- What to work on
Repeat word for word the lines from the one holding "Transcribe this image's" through the end, both ends included, and leave out every picture.

- Extracted data
-- begin --
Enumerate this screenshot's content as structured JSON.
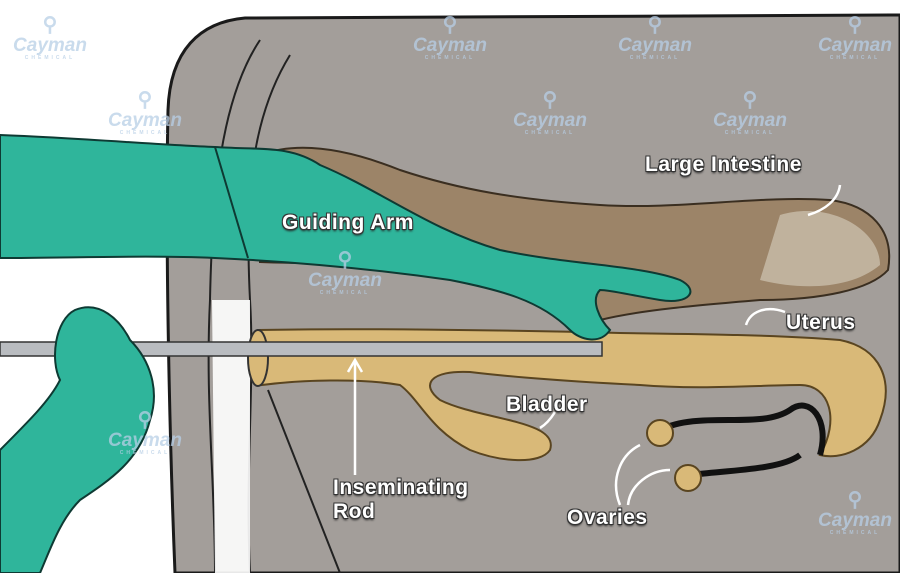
{
  "labels": {
    "large_intestine": "Large Intestine",
    "guiding_arm": "Guiding Arm",
    "uterus": "Uterus",
    "bladder": "Bladder",
    "inseminating": "Inseminating",
    "rod": "Rod",
    "ovaries": "Ovaries"
  },
  "watermark": {
    "brand": "Cayman",
    "sub": "CHEMICAL"
  },
  "colors": {
    "body": "#a39e9a",
    "glove": "#2fb59b",
    "uterus": "#d9b978",
    "intestine": "#9c8468"
  }
}
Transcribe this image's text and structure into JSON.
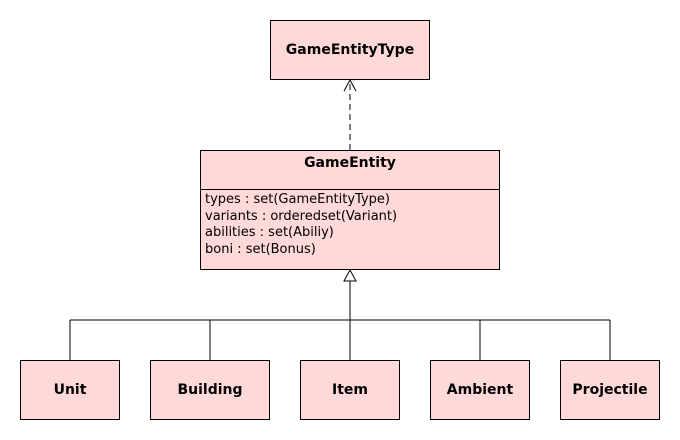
{
  "diagram": {
    "type": "uml-class-diagram",
    "colors": {
      "box_fill": "#ffd8d8",
      "stroke": "#000000"
    },
    "interface": {
      "name": "GameEntityType"
    },
    "main_class": {
      "name": "GameEntity",
      "attributes": [
        "types : set(GameEntityType)",
        "variants : orderedset(Variant)",
        "abilities : set(Abiliy)",
        "boni : set(Bonus)"
      ]
    },
    "subclasses": [
      {
        "name": "Unit"
      },
      {
        "name": "Building"
      },
      {
        "name": "Item"
      },
      {
        "name": "Ambient"
      },
      {
        "name": "Projectile"
      }
    ],
    "relations": [
      {
        "from": "GameEntity",
        "to": "GameEntityType",
        "kind": "dependency"
      },
      {
        "from": "Unit",
        "to": "GameEntity",
        "kind": "generalization"
      },
      {
        "from": "Building",
        "to": "GameEntity",
        "kind": "generalization"
      },
      {
        "from": "Item",
        "to": "GameEntity",
        "kind": "generalization"
      },
      {
        "from": "Ambient",
        "to": "GameEntity",
        "kind": "generalization"
      },
      {
        "from": "Projectile",
        "to": "GameEntity",
        "kind": "generalization"
      }
    ]
  }
}
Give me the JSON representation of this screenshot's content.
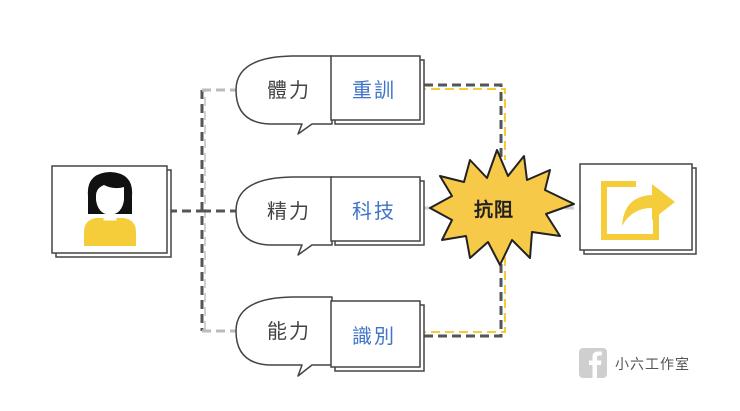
-- end --
- Worked solution
Transcribe this image's text and structure into JSON.
{
  "diagram": {
    "type": "uml-class-diagram",
    "colors": {
      "box_fill": "#ffd8d8",
      "stroke": "#000000"
    },
    "interface": {
      "name": "GameEntityType"
    },
    "main_class": {
      "name": "GameEntity",
      "attributes": [
        "types : set(GameEntityType)",
        "variants : orderedset(Variant)",
        "abilities : set(Abiliy)",
        "boni : set(Bonus)"
      ]
    },
    "subclasses": [
      {
        "name": "Unit"
      },
      {
        "name": "Building"
      },
      {
        "name": "Item"
      },
      {
        "name": "Ambient"
      },
      {
        "name": "Projectile"
      }
    ],
    "relations": [
      {
        "from": "GameEntity",
        "to": "GameEntityType",
        "kind": "dependency"
      },
      {
        "from": "Unit",
        "to": "GameEntity",
        "kind": "generalization"
      },
      {
        "from": "Building",
        "to": "GameEntity",
        "kind": "generalization"
      },
      {
        "from": "Item",
        "to": "GameEntity",
        "kind": "generalization"
      },
      {
        "from": "Ambient",
        "to": "GameEntity",
        "kind": "generalization"
      },
      {
        "from": "Projectile",
        "to": "GameEntity",
        "kind": "generalization"
      }
    ]
  }
}
Give me the JSON representation of this screenshot's content.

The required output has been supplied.